(Written problem) Take the records underneath and set them down exactly.

(Dataset records)

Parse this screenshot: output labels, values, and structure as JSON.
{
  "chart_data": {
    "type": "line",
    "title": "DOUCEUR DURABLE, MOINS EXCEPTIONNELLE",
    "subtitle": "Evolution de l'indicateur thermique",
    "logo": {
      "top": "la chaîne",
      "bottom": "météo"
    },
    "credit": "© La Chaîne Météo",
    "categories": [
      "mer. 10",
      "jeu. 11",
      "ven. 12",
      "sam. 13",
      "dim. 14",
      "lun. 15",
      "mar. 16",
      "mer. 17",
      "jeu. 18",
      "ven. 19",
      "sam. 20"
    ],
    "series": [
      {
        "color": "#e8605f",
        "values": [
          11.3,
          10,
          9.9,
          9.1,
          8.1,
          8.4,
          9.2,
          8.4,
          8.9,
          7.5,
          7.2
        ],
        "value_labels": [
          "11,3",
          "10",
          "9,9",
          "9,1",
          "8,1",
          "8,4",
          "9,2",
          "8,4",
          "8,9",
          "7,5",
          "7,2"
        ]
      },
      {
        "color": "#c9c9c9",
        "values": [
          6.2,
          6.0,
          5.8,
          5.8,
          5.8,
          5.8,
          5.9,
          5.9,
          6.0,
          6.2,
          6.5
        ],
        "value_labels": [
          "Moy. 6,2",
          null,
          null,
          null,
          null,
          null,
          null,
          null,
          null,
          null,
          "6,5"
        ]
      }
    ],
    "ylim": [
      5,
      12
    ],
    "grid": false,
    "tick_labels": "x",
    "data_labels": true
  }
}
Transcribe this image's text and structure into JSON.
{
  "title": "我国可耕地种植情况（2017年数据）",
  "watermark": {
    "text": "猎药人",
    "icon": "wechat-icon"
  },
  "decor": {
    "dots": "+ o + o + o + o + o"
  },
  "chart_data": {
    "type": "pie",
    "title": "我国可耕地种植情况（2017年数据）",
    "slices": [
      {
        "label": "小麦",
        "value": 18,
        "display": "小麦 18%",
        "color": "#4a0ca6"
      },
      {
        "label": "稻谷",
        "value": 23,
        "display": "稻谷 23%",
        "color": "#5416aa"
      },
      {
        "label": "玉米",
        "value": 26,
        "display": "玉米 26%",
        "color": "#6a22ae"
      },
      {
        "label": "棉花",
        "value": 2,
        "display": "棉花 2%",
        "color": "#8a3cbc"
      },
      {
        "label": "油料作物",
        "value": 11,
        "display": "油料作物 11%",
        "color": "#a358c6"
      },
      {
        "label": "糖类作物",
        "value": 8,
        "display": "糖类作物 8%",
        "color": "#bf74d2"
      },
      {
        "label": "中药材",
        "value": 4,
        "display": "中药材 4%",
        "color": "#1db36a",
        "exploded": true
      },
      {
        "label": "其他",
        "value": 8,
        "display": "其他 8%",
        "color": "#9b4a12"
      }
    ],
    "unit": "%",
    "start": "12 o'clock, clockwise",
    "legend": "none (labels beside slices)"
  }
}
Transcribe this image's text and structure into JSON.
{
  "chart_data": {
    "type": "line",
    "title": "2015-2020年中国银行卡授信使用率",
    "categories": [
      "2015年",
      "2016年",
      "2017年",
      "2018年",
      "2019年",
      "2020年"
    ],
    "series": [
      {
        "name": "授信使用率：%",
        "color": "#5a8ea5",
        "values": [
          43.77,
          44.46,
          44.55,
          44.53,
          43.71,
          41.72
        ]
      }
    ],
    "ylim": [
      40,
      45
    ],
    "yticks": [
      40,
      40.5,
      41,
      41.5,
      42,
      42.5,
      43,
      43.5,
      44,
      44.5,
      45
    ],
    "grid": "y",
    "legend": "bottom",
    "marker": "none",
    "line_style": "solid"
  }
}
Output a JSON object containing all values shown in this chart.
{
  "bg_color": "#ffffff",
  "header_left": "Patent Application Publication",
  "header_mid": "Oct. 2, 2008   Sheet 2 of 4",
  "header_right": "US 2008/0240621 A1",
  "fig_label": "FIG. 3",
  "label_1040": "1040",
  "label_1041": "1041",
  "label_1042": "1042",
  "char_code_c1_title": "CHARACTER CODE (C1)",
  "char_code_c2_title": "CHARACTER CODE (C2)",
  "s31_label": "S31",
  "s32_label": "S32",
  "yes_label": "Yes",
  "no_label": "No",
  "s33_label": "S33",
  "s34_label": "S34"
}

(Response to the exercise)
Parse this screenshot: output labels, values, and structure as JSON.
{
  "chart_data": {
    "type": "line",
    "title": "DOUCEUR DURABLE, MOINS EXCEPTIONNELLE",
    "subtitle": "Evolution de l'indicateur thermique",
    "logo": {
      "top": "la chaîne",
      "bottom": "météo"
    },
    "credit": "© La Chaîne Météo",
    "categories": [
      "mer. 10",
      "jeu. 11",
      "ven. 12",
      "sam. 13",
      "dim. 14",
      "lun. 15",
      "mar. 16",
      "mer. 17",
      "jeu. 18",
      "ven. 19",
      "sam. 20"
    ],
    "series": [
      {
        "color": "#e8605f",
        "values": [
          11.3,
          10,
          9.9,
          9.1,
          8.1,
          8.4,
          9.2,
          8.4,
          8.9,
          7.5,
          7.2
        ],
        "value_labels": [
          "11,3",
          "10",
          "9,9",
          "9,1",
          "8,1",
          "8,4",
          "9,2",
          "8,4",
          "8,9",
          "7,5",
          "7,2"
        ]
      },
      {
        "color": "#c9c9c9",
        "values": [
          6.2,
          6.0,
          5.8,
          5.8,
          5.8,
          5.8,
          5.9,
          5.9,
          6.0,
          6.2,
          6.5
        ],
        "value_labels": [
          "Moy. 6,2",
          null,
          null,
          null,
          null,
          null,
          null,
          null,
          null,
          null,
          "6,5"
        ]
      }
    ],
    "ylim": [
      5,
      12
    ],
    "grid": false,
    "tick_labels": "x",
    "data_labels": true
  }
}
Transcribe this image's text and structure into JSON.
{
  "title": "我国可耕地种植情况（2017年数据）",
  "watermark": {
    "text": "猎药人",
    "icon": "wechat-icon"
  },
  "decor": {
    "dots": "+ o + o + o + o + o"
  },
  "chart_data": {
    "type": "pie",
    "title": "我国可耕地种植情况（2017年数据）",
    "slices": [
      {
        "label": "小麦",
        "value": 18,
        "display": "小麦 18%",
        "color": "#4a0ca6"
      },
      {
        "label": "稻谷",
        "value": 23,
        "display": "稻谷 23%",
        "color": "#5416aa"
      },
      {
        "label": "玉米",
        "value": 26,
        "display": "玉米 26%",
        "color": "#6a22ae"
      },
      {
        "label": "棉花",
        "value": 2,
        "display": "棉花 2%",
        "color": "#8a3cbc"
      },
      {
        "label": "油料作物",
        "value": 11,
        "display": "油料作物 11%",
        "color": "#a358c6"
      },
      {
        "label": "糖类作物",
        "value": 8,
        "display": "糖类作物 8%",
        "color": "#bf74d2"
      },
      {
        "label": "中药材",
        "value": 4,
        "display": "中药材 4%",
        "color": "#1db36a",
        "exploded": true
      },
      {
        "label": "其他",
        "value": 8,
        "display": "其他 8%",
        "color": "#9b4a12"
      }
    ],
    "unit": "%",
    "start": "12 o'clock, clockwise",
    "legend": "none (labels beside slices)"
  }
}
Transcribe this image's text and structure into JSON.
{
  "chart_data": {
    "type": "line",
    "title": "2015-2020年中国银行卡授信使用率",
    "categories": [
      "2015年",
      "2016年",
      "2017年",
      "2018年",
      "2019年",
      "2020年"
    ],
    "series": [
      {
        "name": "授信使用率：%",
        "color": "#5a8ea5",
        "values": [
          43.77,
          44.46,
          44.55,
          44.53,
          43.71,
          41.72
        ]
      }
    ],
    "ylim": [
      40,
      45
    ],
    "yticks": [
      40,
      40.5,
      41,
      41.5,
      42,
      42.5,
      43,
      43.5,
      44,
      44.5,
      45
    ],
    "grid": "y",
    "legend": "bottom",
    "marker": "none",
    "line_style": "solid"
  }
}
Output a JSON object containing all values shown in this chart.
{
  "bg_color": "#ffffff",
  "header_left": "Patent Application Publication",
  "header_mid": "Oct. 2, 2008   Sheet 2 of 4",
  "header_right": "US 2008/0240621 A1",
  "fig_label": "FIG. 3",
  "label_1040": "1040",
  "label_1041": "1041",
  "label_1042": "1042",
  "char_code_c1_title": "CHARACTER CODE (C1)",
  "char_code_c2_title": "CHARACTER CODE (C2)",
  "s31_label": "S31",
  "s32_label": "S32",
  "yes_label": "Yes",
  "no_label": "No",
  "s33_label": "S33",
  "s34_label": "S34"
}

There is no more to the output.